- GIVEN REQUEST:
Check every line below for the word "code" and copy each one that has it.

- DATA ENTRIES:
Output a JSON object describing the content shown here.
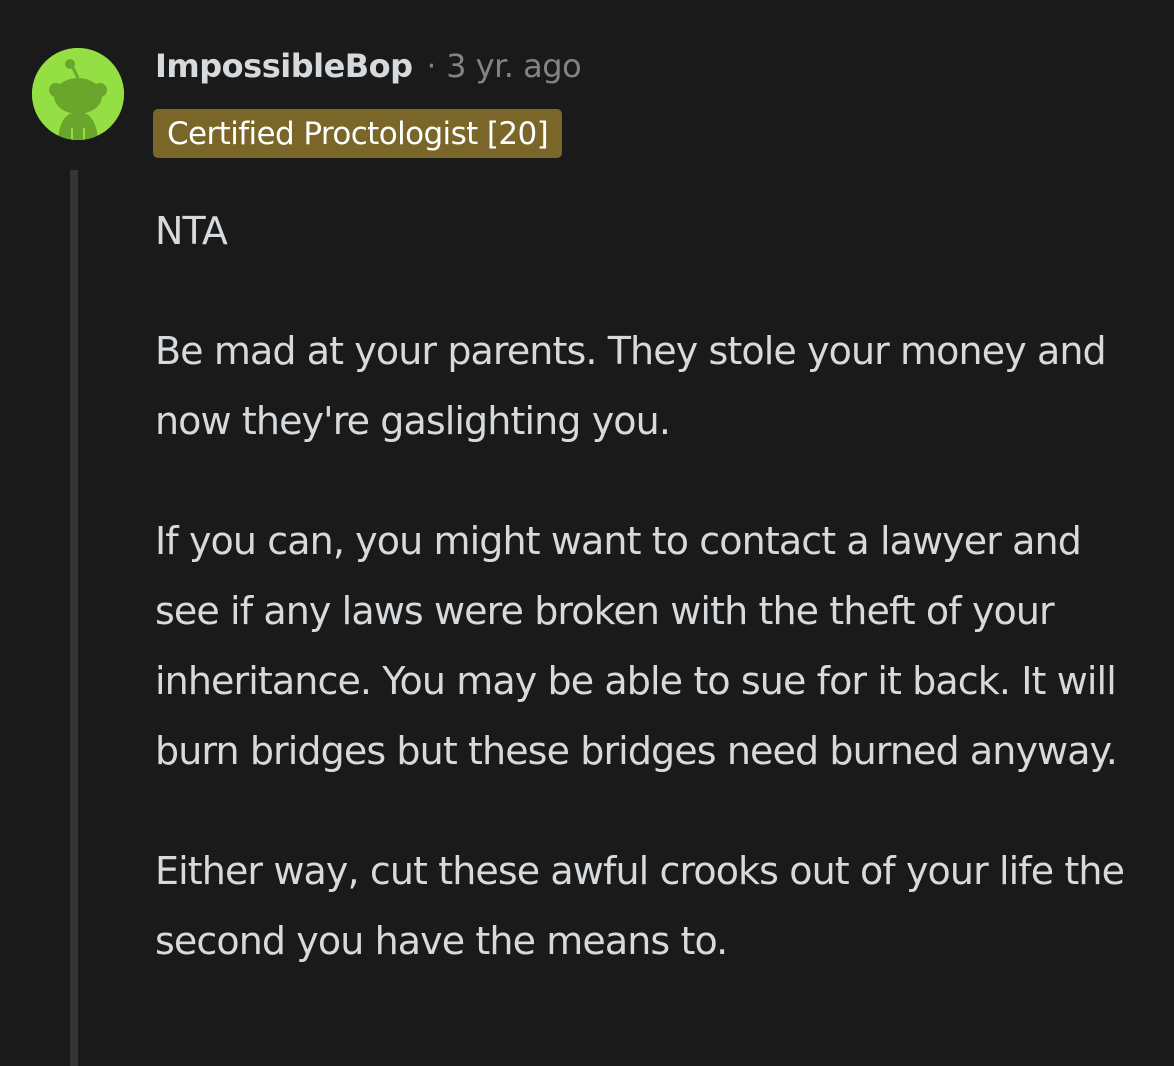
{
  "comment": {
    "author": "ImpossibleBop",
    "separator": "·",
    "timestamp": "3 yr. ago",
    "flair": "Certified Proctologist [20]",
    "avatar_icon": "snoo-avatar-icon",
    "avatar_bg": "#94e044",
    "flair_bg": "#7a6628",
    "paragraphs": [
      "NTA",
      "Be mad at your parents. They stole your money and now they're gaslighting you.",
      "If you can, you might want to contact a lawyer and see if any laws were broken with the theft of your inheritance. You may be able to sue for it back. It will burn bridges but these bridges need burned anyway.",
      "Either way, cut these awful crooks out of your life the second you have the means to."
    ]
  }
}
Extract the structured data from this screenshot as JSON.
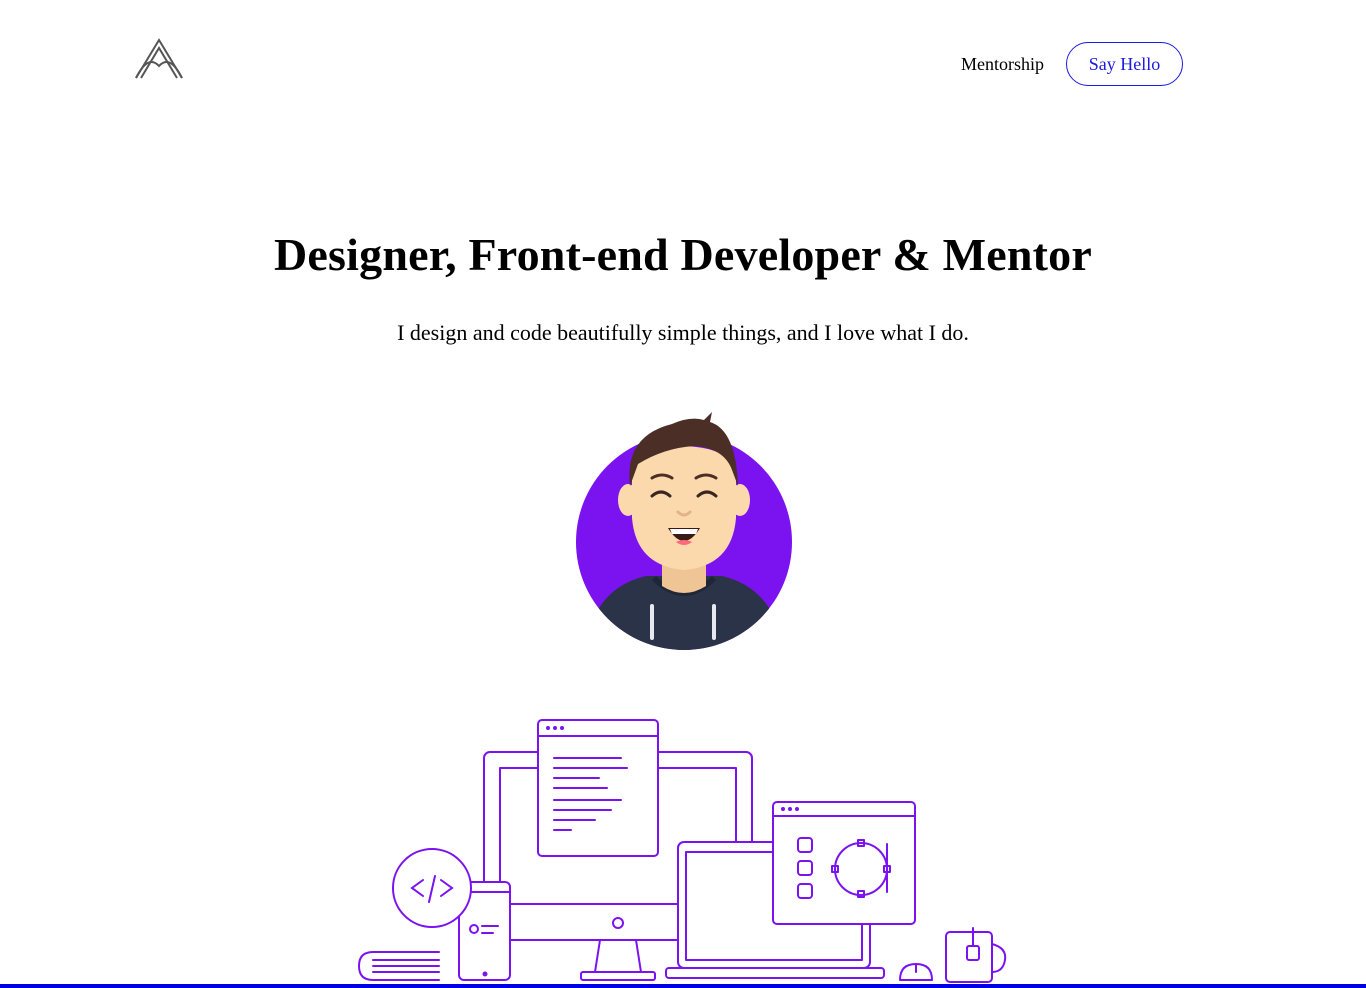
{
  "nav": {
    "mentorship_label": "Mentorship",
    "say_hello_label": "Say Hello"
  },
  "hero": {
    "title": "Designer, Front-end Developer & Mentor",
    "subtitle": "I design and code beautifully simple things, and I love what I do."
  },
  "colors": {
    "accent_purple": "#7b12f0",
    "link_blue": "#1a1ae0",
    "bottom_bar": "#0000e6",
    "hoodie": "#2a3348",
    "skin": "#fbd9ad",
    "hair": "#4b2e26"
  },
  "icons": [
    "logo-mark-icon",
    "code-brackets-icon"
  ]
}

- PROBLEM SOLUTION:
    "subtitle": "I design and code beautifully simple things, and I love what I do."
    "code-brackets-icon"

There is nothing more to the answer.